§ Data shown:
===============
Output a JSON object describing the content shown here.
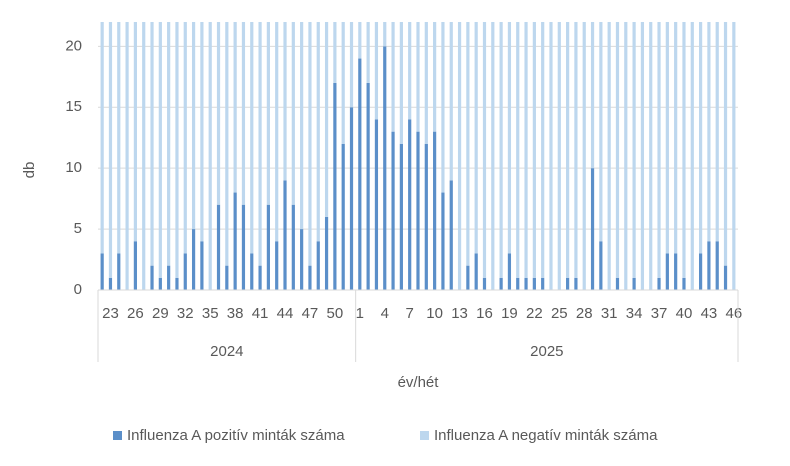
{
  "chart_data": {
    "type": "stacked_bar",
    "y_label": "db",
    "x_label": "év/hét",
    "ylim": [
      0,
      22
    ],
    "yticks": [
      0,
      5,
      10,
      15,
      20
    ],
    "grid": true,
    "legend": "bottom",
    "groups": [
      {
        "label": "2024",
        "size": 31
      },
      {
        "label": "2025",
        "size": 46
      }
    ],
    "categories": [
      null,
      "23",
      null,
      null,
      "26",
      null,
      null,
      "29",
      null,
      null,
      "32",
      null,
      null,
      "35",
      null,
      null,
      "38",
      null,
      null,
      "41",
      null,
      null,
      "44",
      null,
      null,
      "47",
      null,
      null,
      "50",
      null,
      null,
      "1",
      null,
      null,
      "4",
      null,
      null,
      "7",
      null,
      null,
      "10",
      null,
      null,
      "13",
      null,
      null,
      "16",
      null,
      null,
      "19",
      null,
      null,
      "22",
      null,
      null,
      "25",
      null,
      null,
      "28",
      null,
      null,
      "31",
      null,
      null,
      "34",
      null,
      null,
      "37",
      null,
      null,
      "40",
      null,
      null,
      "43",
      null,
      null,
      "46"
    ],
    "series": [
      {
        "name": "Influenza A pozitív minták száma",
        "color": "#5b8fc9",
        "values": [
          3,
          1,
          3,
          0,
          4,
          0,
          2,
          1,
          2,
          1,
          3,
          5,
          4,
          0,
          7,
          2,
          8,
          7,
          3,
          2,
          7,
          4,
          9,
          7,
          5,
          2,
          4,
          6,
          17,
          12,
          15,
          19,
          17,
          14,
          20,
          13,
          12,
          14,
          13,
          12,
          13,
          8,
          9,
          0,
          2,
          3,
          1,
          0,
          1,
          3,
          1,
          1,
          1,
          1,
          0,
          0,
          1,
          1,
          0,
          10,
          4,
          0,
          1,
          0,
          1,
          0,
          0,
          1,
          3,
          3,
          1,
          0,
          3,
          4,
          4,
          2,
          0
        ]
      },
      {
        "name": "Influenza A negatív minták száma",
        "color": "#bdd7ee",
        "values": [
          19,
          21,
          19,
          22,
          18,
          22,
          20,
          21,
          20,
          21,
          19,
          17,
          18,
          22,
          15,
          20,
          14,
          15,
          19,
          20,
          15,
          18,
          13,
          15,
          17,
          20,
          18,
          16,
          5,
          10,
          7,
          3,
          5,
          8,
          2,
          9,
          10,
          8,
          9,
          10,
          9,
          14,
          13,
          22,
          20,
          19,
          21,
          22,
          21,
          19,
          21,
          21,
          21,
          21,
          22,
          22,
          21,
          21,
          22,
          12,
          18,
          22,
          21,
          22,
          21,
          22,
          22,
          21,
          19,
          19,
          21,
          22,
          19,
          18,
          18,
          20,
          22
        ]
      }
    ]
  }
}
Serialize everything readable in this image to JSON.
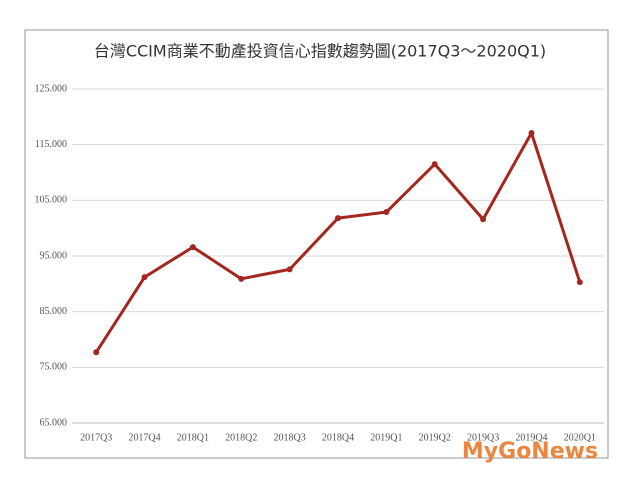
{
  "chart_data": {
    "type": "line",
    "title": "台灣CCIM商業不動產投資信心指數趨勢圖(2017Q3～2020Q1)",
    "categories": [
      "2017Q3",
      "2017Q4",
      "2018Q1",
      "2018Q2",
      "2018Q3",
      "2018Q4",
      "2019Q1",
      "2019Q2",
      "2019Q3",
      "2019Q4",
      "2020Q1"
    ],
    "series": [
      {
        "name": "CCIM",
        "color": "#a3271f",
        "values": [
          77.7,
          91.2,
          96.6,
          90.9,
          92.6,
          101.8,
          102.9,
          111.5,
          101.6,
          117.1,
          90.3
        ]
      }
    ],
    "ylim": [
      65,
      125
    ],
    "yticks": [
      {
        "value": 65,
        "label": "65.000"
      },
      {
        "value": 75,
        "label": "75.000"
      },
      {
        "value": 85,
        "label": "85.000"
      },
      {
        "value": 95,
        "label": "95.000"
      },
      {
        "value": 105,
        "label": "105.000"
      },
      {
        "value": 115,
        "label": "115.000"
      },
      {
        "value": 125,
        "label": "125.000"
      }
    ],
    "grid": true,
    "annotations": [
      "MyGoNews"
    ]
  }
}
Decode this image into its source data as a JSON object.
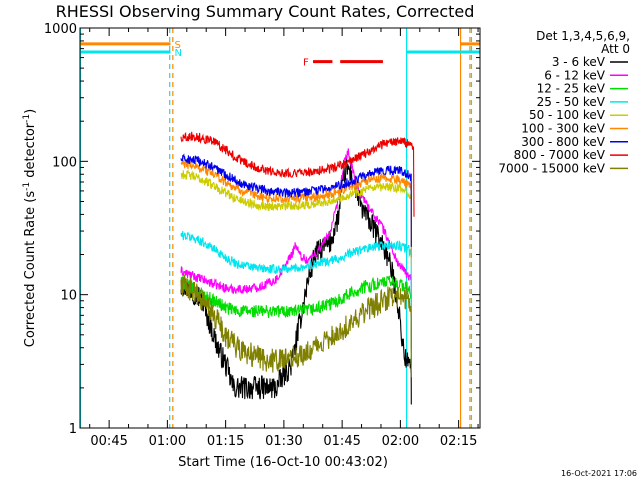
{
  "chart_data": {
    "type": "line",
    "title": "RHESSI Observing Summary Count Rates, Corrected",
    "xlabel": "Start Time (16-Oct-10 00:43:02)",
    "ylabel_main": "Corrected Count Rate (s",
    "ylabel_sup1": "-1",
    "ylabel_mid": " detector",
    "ylabel_sup2": "-1",
    "ylabel_end": ")",
    "yscale": "log",
    "ylim": [
      1,
      1000
    ],
    "xlim_minutes": [
      37.5,
      140.5
    ],
    "y_tick_labels": [
      {
        "value": 1,
        "label": "1"
      },
      {
        "value": 10,
        "label": "10"
      },
      {
        "value": 100,
        "label": "100"
      },
      {
        "value": 1000,
        "label": "1000"
      }
    ],
    "x_tick_labels": [
      {
        "minutes": 45,
        "label": "00:45"
      },
      {
        "minutes": 60,
        "label": "01:00"
      },
      {
        "minutes": 75,
        "label": "01:15"
      },
      {
        "minutes": 90,
        "label": "01:30"
      },
      {
        "minutes": 105,
        "label": "01:45"
      },
      {
        "minutes": 120,
        "label": "02:00"
      },
      {
        "minutes": 135,
        "label": "02:15"
      }
    ],
    "legend": {
      "placement": "right",
      "header1": "Det 1,3,4,5,6,9,",
      "header2": "Att 0"
    },
    "series": [
      {
        "name": "3 - 6 keV",
        "color": "#000000",
        "points": [
          [
            63.5,
            12
          ],
          [
            66,
            11
          ],
          [
            69,
            9
          ],
          [
            71,
            6
          ],
          [
            73,
            4
          ],
          [
            75,
            3
          ],
          [
            77,
            2
          ],
          [
            80,
            2
          ],
          [
            84,
            2
          ],
          [
            88,
            2
          ],
          [
            90,
            2.5
          ],
          [
            92,
            3
          ],
          [
            94,
            6
          ],
          [
            96,
            12
          ],
          [
            98,
            20
          ],
          [
            100,
            22
          ],
          [
            102,
            25
          ],
          [
            104,
            38
          ],
          [
            105.5,
            80
          ],
          [
            106.5,
            90
          ],
          [
            108,
            70
          ],
          [
            110,
            45
          ],
          [
            112,
            36
          ],
          [
            114,
            28
          ],
          [
            116,
            22
          ],
          [
            117,
            18
          ],
          [
            118,
            14
          ],
          [
            119,
            10
          ],
          [
            120,
            6
          ],
          [
            121,
            3.5
          ],
          [
            122,
            3
          ],
          [
            122.8,
            2.8
          ]
        ]
      },
      {
        "name": "6 - 12 keV",
        "color": "#ff00ff",
        "points": [
          [
            63.5,
            15
          ],
          [
            66,
            14
          ],
          [
            69,
            13
          ],
          [
            72,
            12
          ],
          [
            76,
            11
          ],
          [
            80,
            11
          ],
          [
            84,
            11.5
          ],
          [
            88,
            13
          ],
          [
            90,
            16
          ],
          [
            92,
            20
          ],
          [
            93,
            24
          ],
          [
            94,
            20
          ],
          [
            96,
            18
          ],
          [
            98,
            20
          ],
          [
            100,
            24
          ],
          [
            102,
            30
          ],
          [
            104,
            50
          ],
          [
            105.5,
            95
          ],
          [
            106.5,
            120
          ],
          [
            107.5,
            90
          ],
          [
            109,
            60
          ],
          [
            111,
            50
          ],
          [
            113,
            40
          ],
          [
            115,
            34
          ],
          [
            117,
            25
          ],
          [
            119,
            18
          ],
          [
            121,
            15
          ],
          [
            122.8,
            13
          ]
        ]
      },
      {
        "name": "12 - 25 keV",
        "color": "#00dd00",
        "points": [
          [
            63.5,
            12.5
          ],
          [
            66,
            11.5
          ],
          [
            69,
            10
          ],
          [
            72,
            9
          ],
          [
            75,
            8
          ],
          [
            78,
            7.5
          ],
          [
            82,
            7.5
          ],
          [
            86,
            7.5
          ],
          [
            90,
            7.5
          ],
          [
            94,
            7.5
          ],
          [
            98,
            7.8
          ],
          [
            102,
            8.5
          ],
          [
            105,
            9.5
          ],
          [
            108,
            10.5
          ],
          [
            111,
            11.5
          ],
          [
            114,
            12
          ],
          [
            117,
            12.5
          ],
          [
            120,
            12
          ],
          [
            122,
            11
          ],
          [
            122.8,
            10
          ]
        ]
      },
      {
        "name": "25 - 50 keV",
        "color": "#00e5ee",
        "points": [
          [
            63.5,
            28
          ],
          [
            66,
            27
          ],
          [
            69,
            25
          ],
          [
            72,
            22
          ],
          [
            75,
            19
          ],
          [
            78,
            17
          ],
          [
            82,
            16
          ],
          [
            86,
            15.5
          ],
          [
            90,
            15.5
          ],
          [
            94,
            16
          ],
          [
            98,
            17
          ],
          [
            102,
            18
          ],
          [
            105,
            19
          ],
          [
            108,
            21
          ],
          [
            111,
            22
          ],
          [
            114,
            23
          ],
          [
            117,
            23.5
          ],
          [
            120,
            23
          ],
          [
            122,
            22
          ],
          [
            122.8,
            20
          ]
        ]
      },
      {
        "name": "50 - 100 keV",
        "color": "#cccc00",
        "points": [
          [
            63.5,
            80
          ],
          [
            66,
            78
          ],
          [
            69,
            73
          ],
          [
            72,
            66
          ],
          [
            75,
            58
          ],
          [
            78,
            52
          ],
          [
            82,
            48
          ],
          [
            86,
            46
          ],
          [
            90,
            46
          ],
          [
            94,
            46.5
          ],
          [
            98,
            48
          ],
          [
            102,
            51
          ],
          [
            105,
            54
          ],
          [
            108,
            58
          ],
          [
            111,
            61
          ],
          [
            114,
            63
          ],
          [
            117,
            64
          ],
          [
            120,
            62
          ],
          [
            122,
            58
          ],
          [
            122.8,
            55
          ]
        ]
      },
      {
        "name": "100 - 300 keV",
        "color": "#ff8800",
        "points": [
          [
            63.5,
            96
          ],
          [
            66,
            94
          ],
          [
            69,
            88
          ],
          [
            72,
            80
          ],
          [
            75,
            70
          ],
          [
            78,
            62
          ],
          [
            82,
            56
          ],
          [
            86,
            53
          ],
          [
            90,
            52
          ],
          [
            94,
            52.5
          ],
          [
            98,
            54
          ],
          [
            102,
            57
          ],
          [
            105,
            61
          ],
          [
            108,
            66
          ],
          [
            111,
            71
          ],
          [
            114,
            74
          ],
          [
            117,
            75
          ],
          [
            120,
            72
          ],
          [
            122,
            67
          ],
          [
            122.8,
            63
          ]
        ]
      },
      {
        "name": "300 - 800 keV",
        "color": "#0000ee",
        "points": [
          [
            63.5,
            104
          ],
          [
            66,
            103
          ],
          [
            69,
            98
          ],
          [
            72,
            90
          ],
          [
            75,
            80
          ],
          [
            78,
            71
          ],
          [
            82,
            64
          ],
          [
            86,
            60
          ],
          [
            90,
            58
          ],
          [
            94,
            58.5
          ],
          [
            98,
            60
          ],
          [
            102,
            63
          ],
          [
            105,
            67
          ],
          [
            108,
            72
          ],
          [
            111,
            78
          ],
          [
            114,
            83
          ],
          [
            117,
            86
          ],
          [
            120,
            85
          ],
          [
            122,
            80
          ],
          [
            122.8,
            76
          ]
        ]
      },
      {
        "name": "800 - 7000 keV",
        "color": "#ee0000",
        "points": [
          [
            63.5,
            150
          ],
          [
            66,
            155
          ],
          [
            69,
            150
          ],
          [
            72,
            140
          ],
          [
            75,
            122
          ],
          [
            78,
            105
          ],
          [
            82,
            92
          ],
          [
            86,
            85
          ],
          [
            90,
            82
          ],
          [
            94,
            82
          ],
          [
            98,
            84
          ],
          [
            102,
            88
          ],
          [
            105,
            94
          ],
          [
            108,
            103
          ],
          [
            111,
            115
          ],
          [
            114,
            128
          ],
          [
            117,
            138
          ],
          [
            120,
            142
          ],
          [
            122,
            135
          ],
          [
            123.5,
            128
          ]
        ]
      },
      {
        "name": "7000 - 15000 keV",
        "color": "#808000",
        "points": [
          [
            63.5,
            12
          ],
          [
            66,
            11
          ],
          [
            69,
            9
          ],
          [
            72,
            7
          ],
          [
            75,
            5
          ],
          [
            78,
            4
          ],
          [
            82,
            3.5
          ],
          [
            86,
            3.2
          ],
          [
            90,
            3.2
          ],
          [
            94,
            3.5
          ],
          [
            98,
            4
          ],
          [
            102,
            4.8
          ],
          [
            105,
            5.5
          ],
          [
            108,
            6.5
          ],
          [
            111,
            7.5
          ],
          [
            114,
            8.5
          ],
          [
            117,
            9.5
          ],
          [
            120,
            10
          ],
          [
            122,
            9
          ],
          [
            122.8,
            8
          ]
        ]
      }
    ],
    "flags": [
      {
        "label": "S",
        "color": "#ff8800",
        "kind": "segments",
        "segments": [
          [
            37.5,
            60.8
          ],
          [
            135.5,
            140.5
          ]
        ],
        "y_value": 760
      },
      {
        "label": "N",
        "color": "#00e5ee",
        "kind": "segments",
        "segments": [
          [
            37.5,
            60.8
          ],
          [
            121.6,
            140.5
          ]
        ],
        "y_value": 660
      },
      {
        "label": "F",
        "color": "#ee0000",
        "kind": "segments",
        "segments": [
          [
            97.5,
            102.5
          ],
          [
            104.5,
            115.5
          ]
        ],
        "y_value": 560
      }
    ],
    "vertical_markers": [
      {
        "color": "#00e5ee",
        "style": "solid",
        "x_minutes": 37.6
      },
      {
        "color": "#00e5ee",
        "style": "dashed",
        "x_minutes": 60.6
      },
      {
        "color": "#ff8800",
        "style": "dashed",
        "x_minutes": 61.4
      },
      {
        "color": "#00e5ee",
        "style": "solid",
        "x_minutes": 121.6
      },
      {
        "color": "#ff8800",
        "style": "solid",
        "x_minutes": 135.5
      },
      {
        "color": "#ff8800",
        "style": "dashed",
        "x_minutes": 137.9
      },
      {
        "color": "#00e5ee",
        "style": "dashed",
        "x_minutes": 138.3
      }
    ]
  },
  "footer": {
    "timestamp": "16-Oct-2021 17:06"
  }
}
===============
§ What the exercise asks: Count each line of the data where the word "name" appears, then reply with the total only.

§ Written answer: 12